Here is what I have done, and it works terrifically. I have a SATA HD that
I have partitioned into ~35GB for my system/windows/programs partition.
This is really way more than I need and I could probably have gotten along
just fine with 15 or 20GB which would have allowed plenty of headroom for
the Swap file and also for defragmenting. The balance of that disk I use as
a separate NTFS partition for videos, tv shows from my capture card, Divx
movie clips, etc. If I had no interest in using that extra space, I could
easily have gotten a 37GB WD 10K Raptor SATA drive which would have had some
speed benefits and been plenty big for the system partition.
I have two Maxtor 160GB drives running as a mirror, strictly for data,
scanned images, etc. etc. These are of course on the Via RAID channels, 1
each on each primary channel. The two secondary ide positions on the raid
channels are unoccupied. Then, I have another drive, a WD 160GB 2MB cache
drive which is primary on the regular primary IDE channel. I have this
formatted for NTFS. The purpose of this drive is strictly for ghost images.

• **Supplied information**:
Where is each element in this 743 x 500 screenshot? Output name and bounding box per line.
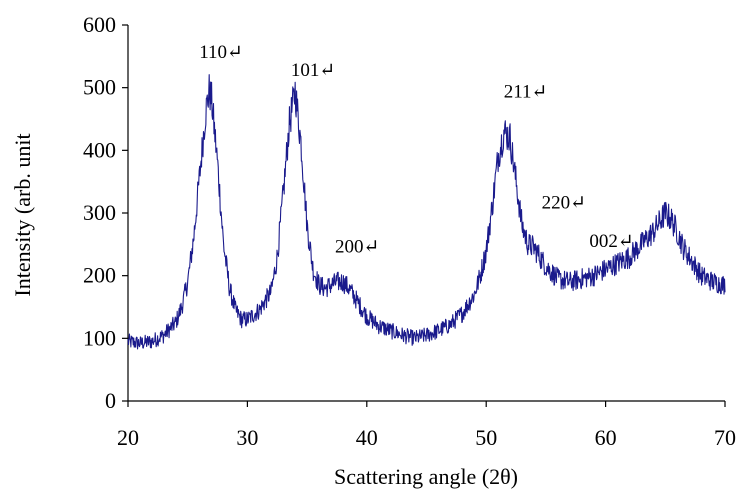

• **Parts of the exercise**:
• 1. In the disk setup post, why does the writer say a 37GB WD 10K Raptor SATA drive would have been a good option?
• 2. Reproduce word for word the part of the disk setup post between "This is really" and "the system partition.", inclusive.

• **Solutions for each task**:
• 1. It would have had some speed benefits and been plenty big for the system partition. It made sense only if the writer had no interest in using the extra space that now holds the separate NTFS partition for videos.

• 2.
This is really way more than I need and I could probably have gotten along
just fine with 15 or 20GB which would have allowed plenty of headroom for
the Swap file and also for defragmenting. The balance of that disk I use as
a separate NTFS partition for videos, tv shows from my capture card, Divx
movie clips, etc. If I had no interest in using that extra space, I could
easily have gotten a 37GB WD 10K Raptor SATA drive which would have had some
speed benefits and been plenty big for the system partition.